-- Stored data --
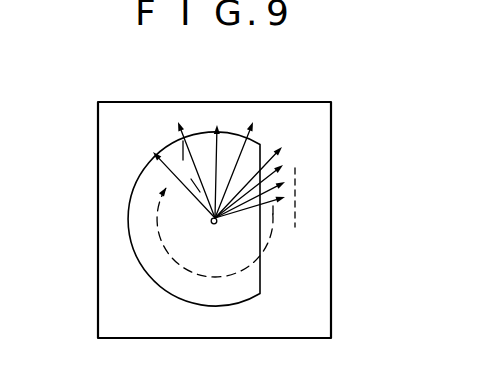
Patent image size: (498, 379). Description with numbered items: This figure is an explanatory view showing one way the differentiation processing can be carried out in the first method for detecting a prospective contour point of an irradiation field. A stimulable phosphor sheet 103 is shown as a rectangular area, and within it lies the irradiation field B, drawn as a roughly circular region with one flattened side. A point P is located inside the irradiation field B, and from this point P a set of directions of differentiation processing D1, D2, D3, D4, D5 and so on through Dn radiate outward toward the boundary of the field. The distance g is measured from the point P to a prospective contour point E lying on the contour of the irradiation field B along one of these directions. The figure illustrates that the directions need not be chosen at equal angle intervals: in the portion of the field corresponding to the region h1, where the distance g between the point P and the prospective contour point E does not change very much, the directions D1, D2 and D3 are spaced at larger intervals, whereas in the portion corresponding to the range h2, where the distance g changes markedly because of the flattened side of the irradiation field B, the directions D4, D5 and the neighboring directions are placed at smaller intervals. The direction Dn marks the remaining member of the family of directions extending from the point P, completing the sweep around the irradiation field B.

The stimulable phosphor sheet 103 is at (308, 101).
The irradiation field B is at (233, 305).
The point inside of the irradiation field P is at (214, 224).
The direction of differentiation processing Dn is at (166, 162).
The direction of differentiation processing D1 is at (183, 162).
The direction of differentiation processing D2 is at (205, 162).
The direction of differentiation processing D3 is at (248, 162).
The direction of differentiation processing D4 is at (262, 173).
The direction of differentiation processing D5 is at (262, 185).
The prospective contour point E is at (186, 140).
The distance g is at (189, 166).
The region h1 is at (258, 100).
The range h2 is at (312, 132).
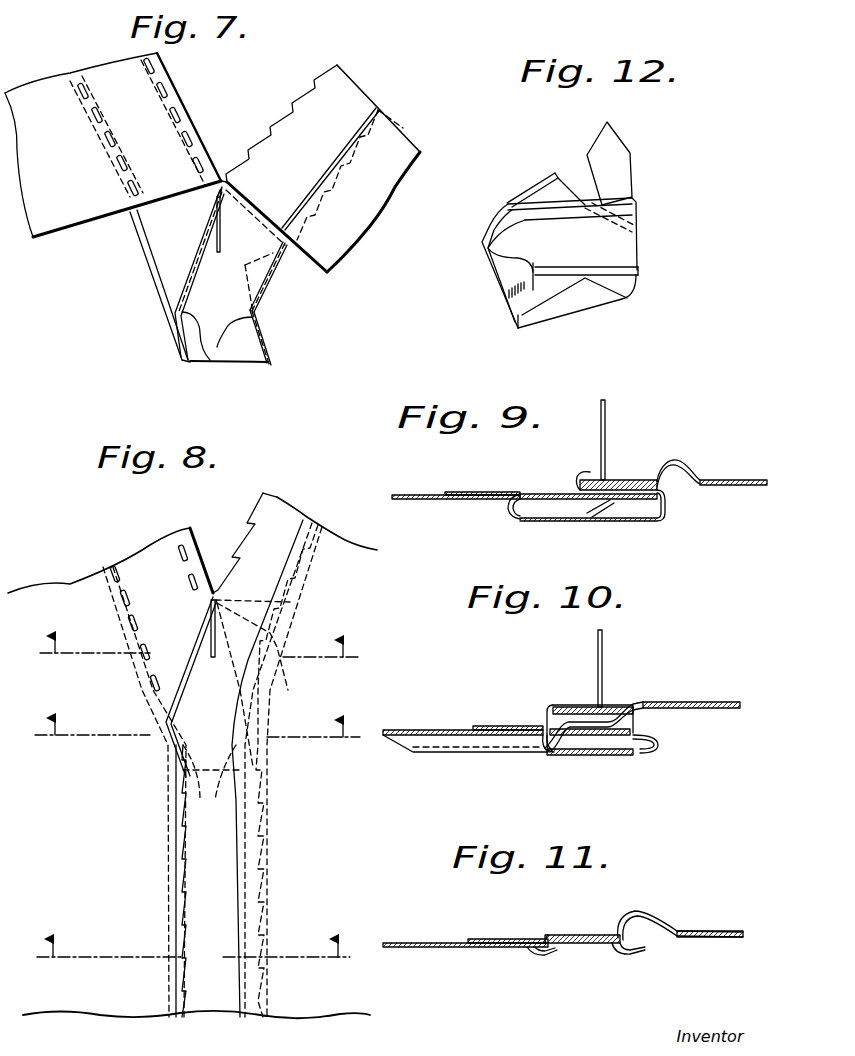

-- What is being asked --
Quote every line of the records above word for word, leaving out the pictures.

-- Output of the exercise --
Patent image size: (498, 379). Description with numbered items: This figure is an explanatory view showing one way the differentiation processing can be carried out in the first method for detecting a prospective contour point of an irradiation field. A stimulable phosphor sheet 103 is shown as a rectangular area, and within it lies the irradiation field B, drawn as a roughly circular region with one flattened side. A point P is located inside the irradiation field B, and from this point P a set of directions of differentiation processing D1, D2, D3, D4, D5 and so on through Dn radiate outward toward the boundary of the field. The distance g is measured from the point P to a prospective contour point E lying on the contour of the irradiation field B along one of these directions. The figure illustrates that the directions need not be chosen at equal angle intervals: in the portion of the field corresponding to the region h1, where the distance g between the point P and the prospective contour point E does not change very much, the directions D1, D2 and D3 are spaced at larger intervals, whereas in the portion corresponding to the range h2, where the distance g changes markedly because of the flattened side of the irradiation field B, the directions D4, D5 and the neighboring directions are placed at smaller intervals. The direction Dn marks the remaining member of the family of directions extending from the point P, completing the sweep around the irradiation field B.

The stimulable phosphor sheet 103 is at (308, 101).
The irradiation field B is at (233, 305).
The point inside of the irradiation field P is at (214, 224).
The direction of differentiation processing Dn is at (166, 162).
The direction of differentiation processing D1 is at (183, 162).
The direction of differentiation processing D2 is at (205, 162).
The direction of differentiation processing D3 is at (248, 162).
The direction of differentiation processing D4 is at (262, 173).
The direction of differentiation processing D5 is at (262, 185).
The prospective contour point E is at (186, 140).
The distance g is at (189, 166).
The region h1 is at (258, 100).
The range h2 is at (312, 132).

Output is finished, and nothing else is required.